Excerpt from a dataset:
:::::
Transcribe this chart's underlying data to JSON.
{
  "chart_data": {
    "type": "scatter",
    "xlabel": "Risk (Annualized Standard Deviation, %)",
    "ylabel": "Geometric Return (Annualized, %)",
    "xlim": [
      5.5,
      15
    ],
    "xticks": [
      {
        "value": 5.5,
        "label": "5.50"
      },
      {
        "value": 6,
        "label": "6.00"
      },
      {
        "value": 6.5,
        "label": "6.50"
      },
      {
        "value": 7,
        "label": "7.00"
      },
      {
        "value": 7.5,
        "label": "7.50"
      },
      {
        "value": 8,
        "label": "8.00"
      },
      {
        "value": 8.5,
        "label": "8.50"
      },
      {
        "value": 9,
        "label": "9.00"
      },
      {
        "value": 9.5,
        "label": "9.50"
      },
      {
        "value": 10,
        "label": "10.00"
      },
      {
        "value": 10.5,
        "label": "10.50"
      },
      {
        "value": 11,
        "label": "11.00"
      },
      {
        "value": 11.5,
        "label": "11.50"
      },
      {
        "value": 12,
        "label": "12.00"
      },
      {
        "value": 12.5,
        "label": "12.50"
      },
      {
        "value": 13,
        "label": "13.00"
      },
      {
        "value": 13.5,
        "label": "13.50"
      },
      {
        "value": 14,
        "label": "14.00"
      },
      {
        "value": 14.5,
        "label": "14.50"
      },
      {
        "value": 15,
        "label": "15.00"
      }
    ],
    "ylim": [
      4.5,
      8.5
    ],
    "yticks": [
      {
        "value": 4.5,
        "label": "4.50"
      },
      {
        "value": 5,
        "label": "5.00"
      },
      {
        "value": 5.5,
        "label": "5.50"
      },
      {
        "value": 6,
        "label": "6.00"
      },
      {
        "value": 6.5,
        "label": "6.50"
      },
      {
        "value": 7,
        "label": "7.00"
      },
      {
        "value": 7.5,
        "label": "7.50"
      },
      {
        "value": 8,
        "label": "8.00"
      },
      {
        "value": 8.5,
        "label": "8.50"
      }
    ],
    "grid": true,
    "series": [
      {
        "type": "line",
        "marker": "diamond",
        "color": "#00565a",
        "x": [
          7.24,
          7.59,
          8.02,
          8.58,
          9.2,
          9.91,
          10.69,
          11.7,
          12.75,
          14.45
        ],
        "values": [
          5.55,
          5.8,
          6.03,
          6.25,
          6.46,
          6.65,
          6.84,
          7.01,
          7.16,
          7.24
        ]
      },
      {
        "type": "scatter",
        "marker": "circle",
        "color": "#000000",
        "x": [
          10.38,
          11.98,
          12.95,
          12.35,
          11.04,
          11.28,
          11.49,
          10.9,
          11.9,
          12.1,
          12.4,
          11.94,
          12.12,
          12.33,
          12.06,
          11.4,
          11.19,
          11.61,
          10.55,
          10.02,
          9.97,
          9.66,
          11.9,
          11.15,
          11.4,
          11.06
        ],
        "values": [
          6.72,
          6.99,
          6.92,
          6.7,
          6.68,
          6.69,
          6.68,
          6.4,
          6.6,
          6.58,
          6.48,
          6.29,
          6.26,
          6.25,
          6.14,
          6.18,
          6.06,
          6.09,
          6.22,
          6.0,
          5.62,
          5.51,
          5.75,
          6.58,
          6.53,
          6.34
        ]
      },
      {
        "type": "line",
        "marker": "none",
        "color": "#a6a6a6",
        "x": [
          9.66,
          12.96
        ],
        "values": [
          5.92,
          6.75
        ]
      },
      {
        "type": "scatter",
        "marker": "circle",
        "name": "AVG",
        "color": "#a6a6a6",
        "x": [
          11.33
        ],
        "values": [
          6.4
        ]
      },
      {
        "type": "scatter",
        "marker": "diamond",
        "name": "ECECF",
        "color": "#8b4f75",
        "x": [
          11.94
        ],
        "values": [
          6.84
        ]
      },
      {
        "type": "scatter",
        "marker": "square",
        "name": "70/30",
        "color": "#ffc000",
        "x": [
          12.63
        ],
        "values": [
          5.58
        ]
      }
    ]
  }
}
:::::
WHAT YOU HAVE TO DO :: Make an exact copy of the material above.

SOLUTION TO THIS EXERCISE ::
Transcribe this chart's underlying data to JSON.
{
  "chart_data": {
    "type": "scatter",
    "xlabel": "Risk (Annualized Standard Deviation, %)",
    "ylabel": "Geometric Return (Annualized, %)",
    "xlim": [
      5.5,
      15
    ],
    "xticks": [
      {
        "value": 5.5,
        "label": "5.50"
      },
      {
        "value": 6,
        "label": "6.00"
      },
      {
        "value": 6.5,
        "label": "6.50"
      },
      {
        "value": 7,
        "label": "7.00"
      },
      {
        "value": 7.5,
        "label": "7.50"
      },
      {
        "value": 8,
        "label": "8.00"
      },
      {
        "value": 8.5,
        "label": "8.50"
      },
      {
        "value": 9,
        "label": "9.00"
      },
      {
        "value": 9.5,
        "label": "9.50"
      },
      {
        "value": 10,
        "label": "10.00"
      },
      {
        "value": 10.5,
        "label": "10.50"
      },
      {
        "value": 11,
        "label": "11.00"
      },
      {
        "value": 11.5,
        "label": "11.50"
      },
      {
        "value": 12,
        "label": "12.00"
      },
      {
        "value": 12.5,
        "label": "12.50"
      },
      {
        "value": 13,
        "label": "13.00"
      },
      {
        "value": 13.5,
        "label": "13.50"
      },
      {
        "value": 14,
        "label": "14.00"
      },
      {
        "value": 14.5,
        "label": "14.50"
      },
      {
        "value": 15,
        "label": "15.00"
      }
    ],
    "ylim": [
      4.5,
      8.5
    ],
    "yticks": [
      {
        "value": 4.5,
        "label": "4.50"
      },
      {
        "value": 5,
        "label": "5.00"
      },
      {
        "value": 5.5,
        "label": "5.50"
      },
      {
        "value": 6,
        "label": "6.00"
      },
      {
        "value": 6.5,
        "label": "6.50"
      },
      {
        "value": 7,
        "label": "7.00"
      },
      {
        "value": 7.5,
        "label": "7.50"
      },
      {
        "value": 8,
        "label": "8.00"
      },
      {
        "value": 8.5,
        "label": "8.50"
      }
    ],
    "grid": true,
    "series": [
      {
        "type": "line",
        "marker": "diamond",
        "color": "#00565a",
        "x": [
          7.24,
          7.59,
          8.02,
          8.58,
          9.2,
          9.91,
          10.69,
          11.7,
          12.75,
          14.45
        ],
        "values": [
          5.55,
          5.8,
          6.03,
          6.25,
          6.46,
          6.65,
          6.84,
          7.01,
          7.16,
          7.24
        ]
      },
      {
        "type": "scatter",
        "marker": "circle",
        "color": "#000000",
        "x": [
          10.38,
          11.98,
          12.95,
          12.35,
          11.04,
          11.28,
          11.49,
          10.9,
          11.9,
          12.1,
          12.4,
          11.94,
          12.12,
          12.33,
          12.06,
          11.4,
          11.19,
          11.61,
          10.55,
          10.02,
          9.97,
          9.66,
          11.9,
          11.15,
          11.4,
          11.06
        ],
        "values": [
          6.72,
          6.99,
          6.92,
          6.7,
          6.68,
          6.69,
          6.68,
          6.4,
          6.6,
          6.58,
          6.48,
          6.29,
          6.26,
          6.25,
          6.14,
          6.18,
          6.06,
          6.09,
          6.22,
          6.0,
          5.62,
          5.51,
          5.75,
          6.58,
          6.53,
          6.34
        ]
      },
      {
        "type": "line",
        "marker": "none",
        "color": "#a6a6a6",
        "x": [
          9.66,
          12.96
        ],
        "values": [
          5.92,
          6.75
        ]
      },
      {
        "type": "scatter",
        "marker": "circle",
        "name": "AVG",
        "color": "#a6a6a6",
        "x": [
          11.33
        ],
        "values": [
          6.4
        ]
      },
      {
        "type": "scatter",
        "marker": "diamond",
        "name": "ECECF",
        "color": "#8b4f75",
        "x": [
          11.94
        ],
        "values": [
          6.84
        ]
      },
      {
        "type": "scatter",
        "marker": "square",
        "name": "70/30",
        "color": "#ffc000",
        "x": [
          12.63
        ],
        "values": [
          5.58
        ]
      }
    ]
  }
}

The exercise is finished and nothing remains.